## EXERCISE
Bring together all lines of the material below that contain the string "alloy".

## DATA FOR THIS EXERCISE
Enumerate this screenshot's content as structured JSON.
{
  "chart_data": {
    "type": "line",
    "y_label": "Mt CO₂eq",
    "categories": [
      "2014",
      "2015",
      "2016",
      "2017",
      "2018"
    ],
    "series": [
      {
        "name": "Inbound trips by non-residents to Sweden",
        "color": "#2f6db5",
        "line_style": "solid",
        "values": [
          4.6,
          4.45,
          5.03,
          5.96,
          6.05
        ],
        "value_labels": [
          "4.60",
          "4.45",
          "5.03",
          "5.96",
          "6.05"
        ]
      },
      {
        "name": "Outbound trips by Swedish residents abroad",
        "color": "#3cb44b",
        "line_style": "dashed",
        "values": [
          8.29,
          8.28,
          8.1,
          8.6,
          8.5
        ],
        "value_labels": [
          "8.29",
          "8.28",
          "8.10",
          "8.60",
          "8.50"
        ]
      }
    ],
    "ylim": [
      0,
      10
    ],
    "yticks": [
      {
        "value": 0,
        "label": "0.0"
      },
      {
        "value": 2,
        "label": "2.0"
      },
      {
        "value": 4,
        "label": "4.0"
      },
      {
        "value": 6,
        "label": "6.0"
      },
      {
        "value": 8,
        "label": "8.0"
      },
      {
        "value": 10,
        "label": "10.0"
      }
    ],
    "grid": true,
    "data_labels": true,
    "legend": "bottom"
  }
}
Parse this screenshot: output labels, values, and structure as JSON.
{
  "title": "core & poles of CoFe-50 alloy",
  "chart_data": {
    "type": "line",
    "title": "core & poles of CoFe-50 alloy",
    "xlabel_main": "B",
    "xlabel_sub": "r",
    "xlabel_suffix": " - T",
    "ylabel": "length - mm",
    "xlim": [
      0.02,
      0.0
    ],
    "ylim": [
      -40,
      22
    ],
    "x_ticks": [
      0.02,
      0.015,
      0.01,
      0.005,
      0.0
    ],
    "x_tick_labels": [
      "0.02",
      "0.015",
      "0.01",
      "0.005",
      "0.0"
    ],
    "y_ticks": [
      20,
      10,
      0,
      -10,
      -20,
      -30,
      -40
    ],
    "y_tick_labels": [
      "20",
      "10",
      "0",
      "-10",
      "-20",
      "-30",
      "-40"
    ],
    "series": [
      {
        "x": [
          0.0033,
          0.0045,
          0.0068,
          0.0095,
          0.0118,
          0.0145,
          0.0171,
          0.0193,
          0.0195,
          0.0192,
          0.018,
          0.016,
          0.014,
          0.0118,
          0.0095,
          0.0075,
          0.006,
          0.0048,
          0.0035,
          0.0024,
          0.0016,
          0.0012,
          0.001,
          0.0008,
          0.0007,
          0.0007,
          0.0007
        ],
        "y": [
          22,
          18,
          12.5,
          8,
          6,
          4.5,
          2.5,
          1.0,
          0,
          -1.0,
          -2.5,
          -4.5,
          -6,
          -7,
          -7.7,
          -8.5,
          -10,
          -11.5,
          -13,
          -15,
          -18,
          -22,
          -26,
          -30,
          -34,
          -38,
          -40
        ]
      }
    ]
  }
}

## EXERCISE RESULT
  "title": "core & poles of CoFe-50 alloy",
    "title": "core & poles of CoFe-50 alloy",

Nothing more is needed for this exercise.